§ What is being asked
Where does the string "screenshot" appear in the records? Copy every line that contains it.

§ Information provided
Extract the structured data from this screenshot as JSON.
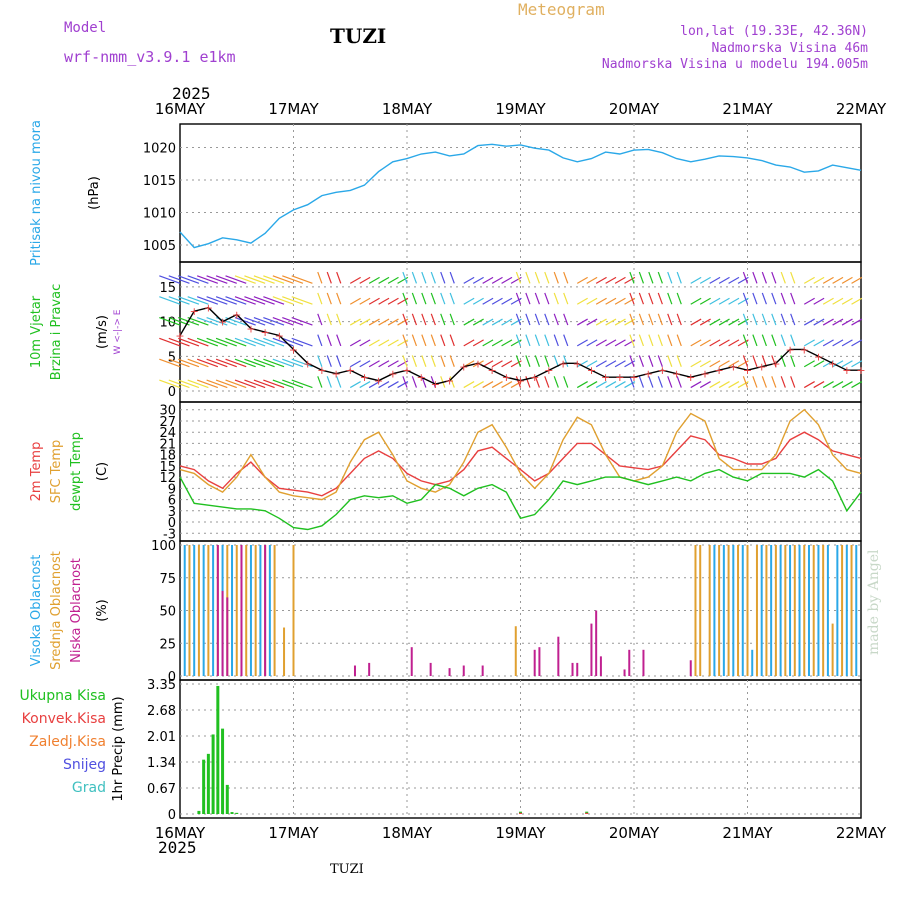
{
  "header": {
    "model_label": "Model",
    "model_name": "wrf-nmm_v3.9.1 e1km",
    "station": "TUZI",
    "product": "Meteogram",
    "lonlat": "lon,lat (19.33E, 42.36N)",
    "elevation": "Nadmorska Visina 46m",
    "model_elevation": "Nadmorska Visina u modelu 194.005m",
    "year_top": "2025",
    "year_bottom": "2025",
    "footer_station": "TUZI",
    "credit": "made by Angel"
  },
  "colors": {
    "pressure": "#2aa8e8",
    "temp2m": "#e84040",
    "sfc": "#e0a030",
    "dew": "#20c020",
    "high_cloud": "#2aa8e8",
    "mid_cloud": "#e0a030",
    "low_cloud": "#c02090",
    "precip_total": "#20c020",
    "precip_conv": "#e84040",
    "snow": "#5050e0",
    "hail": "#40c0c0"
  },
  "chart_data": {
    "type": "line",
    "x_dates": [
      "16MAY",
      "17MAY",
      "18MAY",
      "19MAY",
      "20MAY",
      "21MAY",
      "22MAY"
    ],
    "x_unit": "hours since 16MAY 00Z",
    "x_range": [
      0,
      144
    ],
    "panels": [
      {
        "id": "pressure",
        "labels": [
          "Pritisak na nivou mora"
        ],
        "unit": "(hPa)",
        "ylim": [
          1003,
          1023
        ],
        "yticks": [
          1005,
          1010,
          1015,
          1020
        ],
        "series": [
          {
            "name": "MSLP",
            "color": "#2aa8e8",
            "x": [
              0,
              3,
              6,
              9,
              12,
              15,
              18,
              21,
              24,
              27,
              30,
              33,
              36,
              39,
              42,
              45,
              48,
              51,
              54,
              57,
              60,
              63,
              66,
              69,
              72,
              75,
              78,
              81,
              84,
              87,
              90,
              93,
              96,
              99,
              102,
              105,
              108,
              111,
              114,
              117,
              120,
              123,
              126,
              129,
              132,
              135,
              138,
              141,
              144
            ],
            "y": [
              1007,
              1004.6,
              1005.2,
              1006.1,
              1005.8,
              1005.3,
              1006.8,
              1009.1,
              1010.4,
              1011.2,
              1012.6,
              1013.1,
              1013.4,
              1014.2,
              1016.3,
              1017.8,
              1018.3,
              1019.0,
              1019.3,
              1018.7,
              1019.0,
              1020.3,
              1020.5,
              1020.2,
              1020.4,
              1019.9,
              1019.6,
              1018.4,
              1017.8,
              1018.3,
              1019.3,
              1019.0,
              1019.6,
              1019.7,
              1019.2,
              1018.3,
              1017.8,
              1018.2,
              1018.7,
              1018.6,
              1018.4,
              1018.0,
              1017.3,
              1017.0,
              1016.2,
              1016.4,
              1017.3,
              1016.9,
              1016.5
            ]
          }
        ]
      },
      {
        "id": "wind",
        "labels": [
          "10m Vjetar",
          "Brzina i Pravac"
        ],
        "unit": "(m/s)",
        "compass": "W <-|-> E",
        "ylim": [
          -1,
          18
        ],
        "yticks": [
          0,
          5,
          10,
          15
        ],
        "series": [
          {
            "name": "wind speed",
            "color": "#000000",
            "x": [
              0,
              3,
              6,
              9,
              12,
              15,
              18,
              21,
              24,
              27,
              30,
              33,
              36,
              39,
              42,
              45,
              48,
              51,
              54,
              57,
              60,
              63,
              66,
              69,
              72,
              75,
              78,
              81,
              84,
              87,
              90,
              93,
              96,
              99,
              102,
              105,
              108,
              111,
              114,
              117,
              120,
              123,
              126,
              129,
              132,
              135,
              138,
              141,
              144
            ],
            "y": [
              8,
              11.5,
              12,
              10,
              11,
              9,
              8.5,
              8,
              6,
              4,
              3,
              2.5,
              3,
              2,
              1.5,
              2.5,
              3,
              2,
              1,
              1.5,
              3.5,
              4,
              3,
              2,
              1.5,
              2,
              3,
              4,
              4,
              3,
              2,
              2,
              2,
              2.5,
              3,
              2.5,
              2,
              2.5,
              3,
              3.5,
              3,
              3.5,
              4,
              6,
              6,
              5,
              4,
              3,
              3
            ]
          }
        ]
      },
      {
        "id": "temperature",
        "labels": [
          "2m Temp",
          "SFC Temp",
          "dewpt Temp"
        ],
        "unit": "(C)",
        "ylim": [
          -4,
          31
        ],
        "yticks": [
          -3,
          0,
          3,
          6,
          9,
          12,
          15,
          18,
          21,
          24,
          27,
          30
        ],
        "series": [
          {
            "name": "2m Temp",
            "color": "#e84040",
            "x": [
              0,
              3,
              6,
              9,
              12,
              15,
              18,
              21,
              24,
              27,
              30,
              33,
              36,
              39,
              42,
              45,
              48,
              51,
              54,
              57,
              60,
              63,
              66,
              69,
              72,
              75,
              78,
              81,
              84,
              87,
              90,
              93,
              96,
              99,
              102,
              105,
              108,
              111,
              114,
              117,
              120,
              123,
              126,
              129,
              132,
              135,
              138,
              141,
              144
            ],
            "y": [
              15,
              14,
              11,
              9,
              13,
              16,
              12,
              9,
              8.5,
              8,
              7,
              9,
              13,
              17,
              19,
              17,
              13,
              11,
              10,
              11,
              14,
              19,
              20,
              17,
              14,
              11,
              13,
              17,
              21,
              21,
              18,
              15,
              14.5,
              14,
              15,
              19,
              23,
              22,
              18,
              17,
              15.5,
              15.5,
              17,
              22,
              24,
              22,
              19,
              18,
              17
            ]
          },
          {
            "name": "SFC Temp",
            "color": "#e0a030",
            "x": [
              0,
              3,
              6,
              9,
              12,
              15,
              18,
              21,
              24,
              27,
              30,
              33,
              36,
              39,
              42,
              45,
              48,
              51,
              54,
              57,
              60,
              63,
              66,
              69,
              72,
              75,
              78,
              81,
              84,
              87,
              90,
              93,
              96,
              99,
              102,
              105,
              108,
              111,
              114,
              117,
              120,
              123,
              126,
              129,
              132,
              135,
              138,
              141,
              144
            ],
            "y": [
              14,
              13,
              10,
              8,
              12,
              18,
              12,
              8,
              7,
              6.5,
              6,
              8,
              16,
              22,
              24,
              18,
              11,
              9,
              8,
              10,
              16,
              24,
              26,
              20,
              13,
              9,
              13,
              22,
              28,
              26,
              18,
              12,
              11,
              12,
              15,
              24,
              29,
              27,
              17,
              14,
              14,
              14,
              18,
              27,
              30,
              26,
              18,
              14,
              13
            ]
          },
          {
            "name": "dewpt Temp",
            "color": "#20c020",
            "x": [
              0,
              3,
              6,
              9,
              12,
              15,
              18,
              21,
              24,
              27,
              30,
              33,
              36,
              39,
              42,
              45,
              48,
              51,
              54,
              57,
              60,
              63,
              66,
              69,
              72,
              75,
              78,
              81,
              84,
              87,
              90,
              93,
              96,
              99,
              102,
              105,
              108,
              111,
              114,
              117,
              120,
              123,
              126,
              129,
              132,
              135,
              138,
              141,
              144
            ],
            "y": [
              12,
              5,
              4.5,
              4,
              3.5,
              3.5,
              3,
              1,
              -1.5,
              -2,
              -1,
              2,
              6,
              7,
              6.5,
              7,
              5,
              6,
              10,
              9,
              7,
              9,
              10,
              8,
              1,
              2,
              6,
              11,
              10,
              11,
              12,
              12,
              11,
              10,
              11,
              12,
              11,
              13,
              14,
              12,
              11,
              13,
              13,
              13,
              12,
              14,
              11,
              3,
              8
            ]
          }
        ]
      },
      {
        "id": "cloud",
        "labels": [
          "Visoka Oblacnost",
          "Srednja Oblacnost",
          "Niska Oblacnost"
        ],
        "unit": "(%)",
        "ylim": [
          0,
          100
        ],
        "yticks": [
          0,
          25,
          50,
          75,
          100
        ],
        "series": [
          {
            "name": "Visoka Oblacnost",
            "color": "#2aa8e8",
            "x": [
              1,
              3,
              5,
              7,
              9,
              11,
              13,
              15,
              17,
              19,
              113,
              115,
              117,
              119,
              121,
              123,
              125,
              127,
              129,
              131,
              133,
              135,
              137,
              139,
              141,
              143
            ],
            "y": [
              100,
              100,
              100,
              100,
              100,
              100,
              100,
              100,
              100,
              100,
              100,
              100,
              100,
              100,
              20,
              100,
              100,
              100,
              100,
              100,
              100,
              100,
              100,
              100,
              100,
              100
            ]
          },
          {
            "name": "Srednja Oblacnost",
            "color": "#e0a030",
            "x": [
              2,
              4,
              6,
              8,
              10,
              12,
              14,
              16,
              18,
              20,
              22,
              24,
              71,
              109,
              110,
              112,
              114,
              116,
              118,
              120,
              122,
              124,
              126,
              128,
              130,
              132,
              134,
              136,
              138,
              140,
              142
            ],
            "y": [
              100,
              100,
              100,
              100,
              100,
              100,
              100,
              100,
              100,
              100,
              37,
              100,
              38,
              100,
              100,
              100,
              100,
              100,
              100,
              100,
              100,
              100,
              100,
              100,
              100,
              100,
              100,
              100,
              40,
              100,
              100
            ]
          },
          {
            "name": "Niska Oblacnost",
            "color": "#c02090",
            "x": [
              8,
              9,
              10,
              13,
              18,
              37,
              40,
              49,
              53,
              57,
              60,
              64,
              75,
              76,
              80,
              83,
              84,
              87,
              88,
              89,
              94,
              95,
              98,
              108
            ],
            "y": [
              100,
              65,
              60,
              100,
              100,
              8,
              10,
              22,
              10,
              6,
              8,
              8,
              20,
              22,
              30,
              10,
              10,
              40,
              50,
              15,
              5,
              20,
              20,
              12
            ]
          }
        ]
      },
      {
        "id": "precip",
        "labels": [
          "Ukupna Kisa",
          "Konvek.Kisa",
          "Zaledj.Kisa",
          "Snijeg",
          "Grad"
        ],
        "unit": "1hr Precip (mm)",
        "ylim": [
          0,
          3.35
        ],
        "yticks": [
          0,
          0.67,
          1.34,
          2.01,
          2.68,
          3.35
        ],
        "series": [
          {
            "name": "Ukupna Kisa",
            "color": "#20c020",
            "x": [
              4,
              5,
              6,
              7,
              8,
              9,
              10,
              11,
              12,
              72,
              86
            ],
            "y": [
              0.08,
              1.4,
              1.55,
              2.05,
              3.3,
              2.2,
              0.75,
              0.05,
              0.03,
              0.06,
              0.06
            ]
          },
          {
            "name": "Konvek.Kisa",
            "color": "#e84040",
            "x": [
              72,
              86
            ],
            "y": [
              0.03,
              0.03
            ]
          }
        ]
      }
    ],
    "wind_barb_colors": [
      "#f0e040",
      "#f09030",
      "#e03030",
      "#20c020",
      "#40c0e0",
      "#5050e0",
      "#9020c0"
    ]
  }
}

...

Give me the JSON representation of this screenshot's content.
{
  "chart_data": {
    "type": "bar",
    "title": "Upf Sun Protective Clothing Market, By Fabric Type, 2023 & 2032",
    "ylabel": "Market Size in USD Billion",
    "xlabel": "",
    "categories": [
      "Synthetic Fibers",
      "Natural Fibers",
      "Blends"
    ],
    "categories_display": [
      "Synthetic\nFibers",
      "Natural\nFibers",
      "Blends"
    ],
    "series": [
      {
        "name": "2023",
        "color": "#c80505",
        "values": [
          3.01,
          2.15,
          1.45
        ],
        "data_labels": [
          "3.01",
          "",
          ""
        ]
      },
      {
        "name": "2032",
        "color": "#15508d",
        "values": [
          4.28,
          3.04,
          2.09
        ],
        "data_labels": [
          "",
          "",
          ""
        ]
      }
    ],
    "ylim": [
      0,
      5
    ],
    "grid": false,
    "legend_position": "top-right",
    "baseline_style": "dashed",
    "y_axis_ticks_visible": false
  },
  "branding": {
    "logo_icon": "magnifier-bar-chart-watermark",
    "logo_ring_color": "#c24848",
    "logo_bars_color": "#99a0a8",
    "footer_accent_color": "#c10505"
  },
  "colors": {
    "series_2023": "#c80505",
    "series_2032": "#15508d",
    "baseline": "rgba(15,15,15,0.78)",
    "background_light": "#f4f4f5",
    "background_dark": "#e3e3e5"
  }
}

==

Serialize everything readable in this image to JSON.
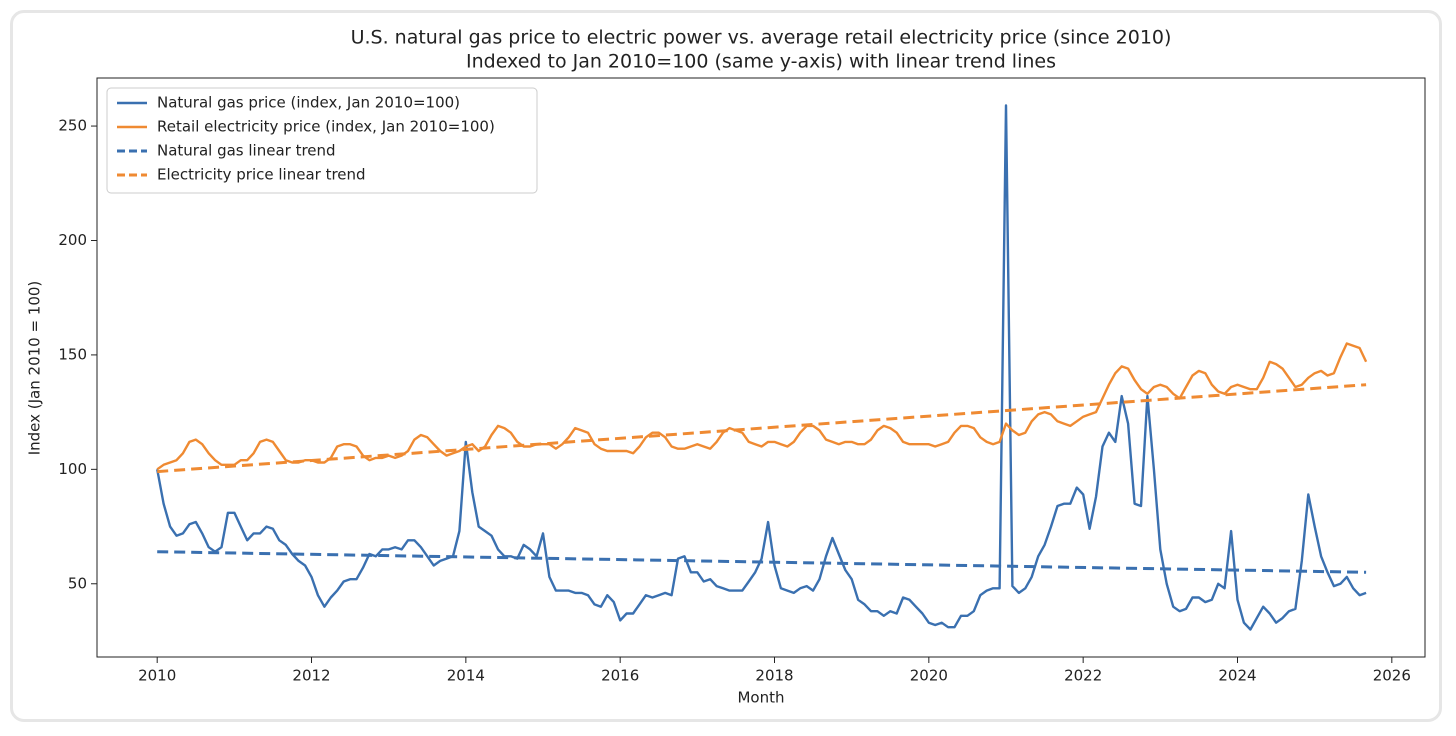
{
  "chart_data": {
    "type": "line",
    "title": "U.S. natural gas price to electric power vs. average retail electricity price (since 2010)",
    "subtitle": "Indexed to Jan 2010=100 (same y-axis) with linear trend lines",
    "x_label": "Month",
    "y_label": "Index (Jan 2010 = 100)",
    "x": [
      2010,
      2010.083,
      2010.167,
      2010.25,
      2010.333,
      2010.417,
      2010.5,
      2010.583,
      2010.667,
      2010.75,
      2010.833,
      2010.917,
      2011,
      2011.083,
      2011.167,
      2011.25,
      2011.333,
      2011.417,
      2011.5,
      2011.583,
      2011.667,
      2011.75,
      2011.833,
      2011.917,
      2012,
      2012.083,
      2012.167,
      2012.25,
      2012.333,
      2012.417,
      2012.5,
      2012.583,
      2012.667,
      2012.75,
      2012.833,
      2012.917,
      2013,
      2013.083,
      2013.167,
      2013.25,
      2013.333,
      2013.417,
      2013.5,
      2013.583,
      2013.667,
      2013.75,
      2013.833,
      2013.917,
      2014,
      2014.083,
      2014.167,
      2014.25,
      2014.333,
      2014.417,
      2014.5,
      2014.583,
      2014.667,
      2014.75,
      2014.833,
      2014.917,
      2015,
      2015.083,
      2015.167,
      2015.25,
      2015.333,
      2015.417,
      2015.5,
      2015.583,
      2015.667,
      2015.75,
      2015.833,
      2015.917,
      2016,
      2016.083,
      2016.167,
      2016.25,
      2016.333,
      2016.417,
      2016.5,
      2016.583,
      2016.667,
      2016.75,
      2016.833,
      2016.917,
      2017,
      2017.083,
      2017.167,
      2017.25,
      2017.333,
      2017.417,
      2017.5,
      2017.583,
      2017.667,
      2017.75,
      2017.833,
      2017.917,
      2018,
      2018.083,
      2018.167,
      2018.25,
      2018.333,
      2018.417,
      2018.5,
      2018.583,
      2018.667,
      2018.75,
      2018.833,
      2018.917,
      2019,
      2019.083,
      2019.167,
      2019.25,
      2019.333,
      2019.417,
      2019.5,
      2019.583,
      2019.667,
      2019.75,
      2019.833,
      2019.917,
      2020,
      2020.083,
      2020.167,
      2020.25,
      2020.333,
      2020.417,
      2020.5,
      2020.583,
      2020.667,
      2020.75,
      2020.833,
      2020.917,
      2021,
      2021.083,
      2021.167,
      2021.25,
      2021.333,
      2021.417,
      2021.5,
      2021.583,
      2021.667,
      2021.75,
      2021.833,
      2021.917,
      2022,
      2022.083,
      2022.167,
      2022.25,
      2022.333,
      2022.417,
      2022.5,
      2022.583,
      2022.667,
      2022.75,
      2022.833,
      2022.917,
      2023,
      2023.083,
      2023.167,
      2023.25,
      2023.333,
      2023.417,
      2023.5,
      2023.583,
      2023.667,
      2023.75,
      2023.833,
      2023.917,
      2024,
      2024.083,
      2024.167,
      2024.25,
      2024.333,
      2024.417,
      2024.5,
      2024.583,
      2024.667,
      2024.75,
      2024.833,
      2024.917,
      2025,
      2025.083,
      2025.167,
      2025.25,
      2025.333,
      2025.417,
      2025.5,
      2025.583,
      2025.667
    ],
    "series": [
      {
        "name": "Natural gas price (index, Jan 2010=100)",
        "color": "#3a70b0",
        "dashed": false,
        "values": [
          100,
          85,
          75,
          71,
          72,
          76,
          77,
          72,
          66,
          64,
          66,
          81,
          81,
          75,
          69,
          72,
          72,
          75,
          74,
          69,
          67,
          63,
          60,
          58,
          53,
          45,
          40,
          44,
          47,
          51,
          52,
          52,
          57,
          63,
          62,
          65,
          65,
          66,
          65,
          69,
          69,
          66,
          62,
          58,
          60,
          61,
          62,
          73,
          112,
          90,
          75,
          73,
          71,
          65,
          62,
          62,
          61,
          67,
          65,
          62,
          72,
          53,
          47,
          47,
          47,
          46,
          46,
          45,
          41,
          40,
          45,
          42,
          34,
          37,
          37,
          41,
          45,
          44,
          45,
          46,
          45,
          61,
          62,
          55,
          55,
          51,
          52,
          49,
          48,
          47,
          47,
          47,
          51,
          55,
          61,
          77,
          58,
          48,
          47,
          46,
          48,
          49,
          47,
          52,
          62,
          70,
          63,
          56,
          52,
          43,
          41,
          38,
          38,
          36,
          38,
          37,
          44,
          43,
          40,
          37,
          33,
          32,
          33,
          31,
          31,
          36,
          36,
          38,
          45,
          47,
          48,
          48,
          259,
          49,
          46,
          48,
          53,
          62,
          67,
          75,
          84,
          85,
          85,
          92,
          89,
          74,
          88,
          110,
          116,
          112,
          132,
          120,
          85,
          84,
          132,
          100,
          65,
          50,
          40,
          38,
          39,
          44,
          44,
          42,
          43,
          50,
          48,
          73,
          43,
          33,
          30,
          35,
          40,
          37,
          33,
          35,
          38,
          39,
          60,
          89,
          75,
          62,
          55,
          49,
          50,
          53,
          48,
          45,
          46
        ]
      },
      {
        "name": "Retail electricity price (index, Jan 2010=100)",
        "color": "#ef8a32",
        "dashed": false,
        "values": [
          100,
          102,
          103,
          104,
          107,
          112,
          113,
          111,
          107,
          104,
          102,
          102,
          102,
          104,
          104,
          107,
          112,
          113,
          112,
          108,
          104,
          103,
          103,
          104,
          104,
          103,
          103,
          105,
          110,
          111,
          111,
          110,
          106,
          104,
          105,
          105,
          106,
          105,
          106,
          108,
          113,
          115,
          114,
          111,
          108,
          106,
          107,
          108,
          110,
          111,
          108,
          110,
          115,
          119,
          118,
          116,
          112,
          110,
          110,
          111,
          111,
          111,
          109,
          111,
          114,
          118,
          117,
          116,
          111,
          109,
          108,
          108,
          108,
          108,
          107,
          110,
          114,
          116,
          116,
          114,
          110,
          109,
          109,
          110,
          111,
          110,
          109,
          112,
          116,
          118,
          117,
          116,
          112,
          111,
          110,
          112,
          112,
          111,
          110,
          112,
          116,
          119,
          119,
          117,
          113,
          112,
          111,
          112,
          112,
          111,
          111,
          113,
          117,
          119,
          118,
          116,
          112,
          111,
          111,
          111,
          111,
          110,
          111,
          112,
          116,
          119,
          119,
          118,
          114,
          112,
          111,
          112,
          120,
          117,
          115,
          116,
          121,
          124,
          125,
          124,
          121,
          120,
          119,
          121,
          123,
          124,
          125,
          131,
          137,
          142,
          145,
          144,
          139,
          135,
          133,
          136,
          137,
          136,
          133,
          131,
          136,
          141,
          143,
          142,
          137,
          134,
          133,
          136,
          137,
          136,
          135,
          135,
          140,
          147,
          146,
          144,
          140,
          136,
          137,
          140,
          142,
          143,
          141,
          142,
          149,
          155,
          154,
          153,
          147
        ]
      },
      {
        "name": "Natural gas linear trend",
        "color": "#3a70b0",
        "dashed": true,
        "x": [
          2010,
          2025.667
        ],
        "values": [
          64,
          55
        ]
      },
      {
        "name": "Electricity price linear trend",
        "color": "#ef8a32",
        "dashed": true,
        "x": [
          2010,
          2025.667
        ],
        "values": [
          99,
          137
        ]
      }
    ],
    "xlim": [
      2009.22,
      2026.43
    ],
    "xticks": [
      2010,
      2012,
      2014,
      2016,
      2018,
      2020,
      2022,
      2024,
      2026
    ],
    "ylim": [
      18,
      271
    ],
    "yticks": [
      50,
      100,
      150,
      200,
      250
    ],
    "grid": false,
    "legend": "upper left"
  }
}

§ Response to this task
Extract the structured data from this screenshot as JSON.
Give me the JSON representation of this screenshot's content.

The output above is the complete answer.